**GIVEN REQUEST:** Transcribe the entries that follow, word for word.

**RECORD LIST:**

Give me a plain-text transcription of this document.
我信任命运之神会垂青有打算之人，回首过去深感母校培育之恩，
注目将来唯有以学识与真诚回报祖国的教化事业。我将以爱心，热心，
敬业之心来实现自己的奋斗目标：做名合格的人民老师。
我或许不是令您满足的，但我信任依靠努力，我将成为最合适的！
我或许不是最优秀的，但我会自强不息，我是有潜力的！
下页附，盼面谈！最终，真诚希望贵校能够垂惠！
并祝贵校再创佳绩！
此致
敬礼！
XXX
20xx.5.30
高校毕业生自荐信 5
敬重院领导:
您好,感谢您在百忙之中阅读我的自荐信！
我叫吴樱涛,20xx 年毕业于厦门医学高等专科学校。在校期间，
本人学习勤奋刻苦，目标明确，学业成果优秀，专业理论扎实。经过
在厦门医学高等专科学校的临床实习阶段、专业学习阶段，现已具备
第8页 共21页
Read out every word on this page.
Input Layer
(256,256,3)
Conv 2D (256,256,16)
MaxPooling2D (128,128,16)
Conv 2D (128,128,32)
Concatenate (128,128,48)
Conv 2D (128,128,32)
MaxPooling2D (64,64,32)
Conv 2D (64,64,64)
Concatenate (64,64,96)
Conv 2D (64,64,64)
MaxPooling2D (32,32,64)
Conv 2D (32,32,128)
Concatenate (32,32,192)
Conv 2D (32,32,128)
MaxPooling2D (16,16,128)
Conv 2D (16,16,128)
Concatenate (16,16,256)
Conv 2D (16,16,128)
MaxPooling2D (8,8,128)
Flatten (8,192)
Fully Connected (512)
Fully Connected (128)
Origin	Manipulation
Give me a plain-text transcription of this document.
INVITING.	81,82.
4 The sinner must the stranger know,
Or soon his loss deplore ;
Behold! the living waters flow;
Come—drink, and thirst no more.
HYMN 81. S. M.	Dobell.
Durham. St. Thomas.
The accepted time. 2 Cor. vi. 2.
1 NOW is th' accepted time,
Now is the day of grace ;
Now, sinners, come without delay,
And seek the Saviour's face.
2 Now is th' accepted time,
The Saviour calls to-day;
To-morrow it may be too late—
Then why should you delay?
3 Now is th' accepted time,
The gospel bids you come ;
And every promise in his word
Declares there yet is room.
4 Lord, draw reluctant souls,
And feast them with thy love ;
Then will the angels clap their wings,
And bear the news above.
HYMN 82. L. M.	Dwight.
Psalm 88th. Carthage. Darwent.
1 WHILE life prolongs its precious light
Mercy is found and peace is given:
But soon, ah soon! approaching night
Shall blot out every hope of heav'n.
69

**COMPLETE OUTPUT:**
Give me a plain-text transcription of this document.
我信任命运之神会垂青有打算之人，回首过去深感母校培育之恩，
注目将来唯有以学识与真诚回报祖国的教化事业。我将以爱心，热心，
敬业之心来实现自己的奋斗目标：做名合格的人民老师。
我或许不是令您满足的，但我信任依靠努力，我将成为最合适的！
我或许不是最优秀的，但我会自强不息，我是有潜力的！
下页附，盼面谈！最终，真诚希望贵校能够垂惠！
并祝贵校再创佳绩！
此致
敬礼！
XXX
20xx.5.30
高校毕业生自荐信 5
敬重院领导:
您好,感谢您在百忙之中阅读我的自荐信！
我叫吴樱涛,20xx 年毕业于厦门医学高等专科学校。在校期间，
本人学习勤奋刻苦，目标明确，学业成果优秀，专业理论扎实。经过
在厦门医学高等专科学校的临床实习阶段、专业学习阶段，现已具备
第8页 共21页
Read out every word on this page.
Input Layer
(256,256,3)
Conv 2D (256,256,16)
MaxPooling2D (128,128,16)
Conv 2D (128,128,32)
Concatenate (128,128,48)
Conv 2D (128,128,32)
MaxPooling2D (64,64,32)
Conv 2D (64,64,64)
Concatenate (64,64,96)
Conv 2D (64,64,64)
MaxPooling2D (32,32,64)
Conv 2D (32,32,128)
Concatenate (32,32,192)
Conv 2D (32,32,128)
MaxPooling2D (16,16,128)
Conv 2D (16,16,128)
Concatenate (16,16,256)
Conv 2D (16,16,128)
MaxPooling2D (8,8,128)
Flatten (8,192)
Fully Connected (512)
Fully Connected (128)
Origin	Manipulation
Give me a plain-text transcription of this document.
INVITING.	81,82.
4 The sinner must the stranger know,
Or soon his loss deplore ;
Behold! the living waters flow;
Come—drink, and thirst no more.
HYMN 81. S. M.	Dobell.
Durham. St. Thomas.
The accepted time. 2 Cor. vi. 2.
1 NOW is th' accepted time,
Now is the day of grace ;
Now, sinners, come without delay,
And seek the Saviour's face.
2 Now is th' accepted time,
The Saviour calls to-day;
To-morrow it may be too late—
Then why should you delay?
3 Now is th' accepted time,
The gospel bids you come ;
And every promise in his word
Declares there yet is room.
4 Lord, draw reluctant souls,
And feast them with thy love ;
Then will the angels clap their wings,
And bear the news above.
HYMN 82. L. M.	Dwight.
Psalm 88th. Carthage. Darwent.
1 WHILE life prolongs its precious light
Mercy is found and peace is given:
But soon, ah soon! approaching night
Shall blot out every hope of heav'n.
69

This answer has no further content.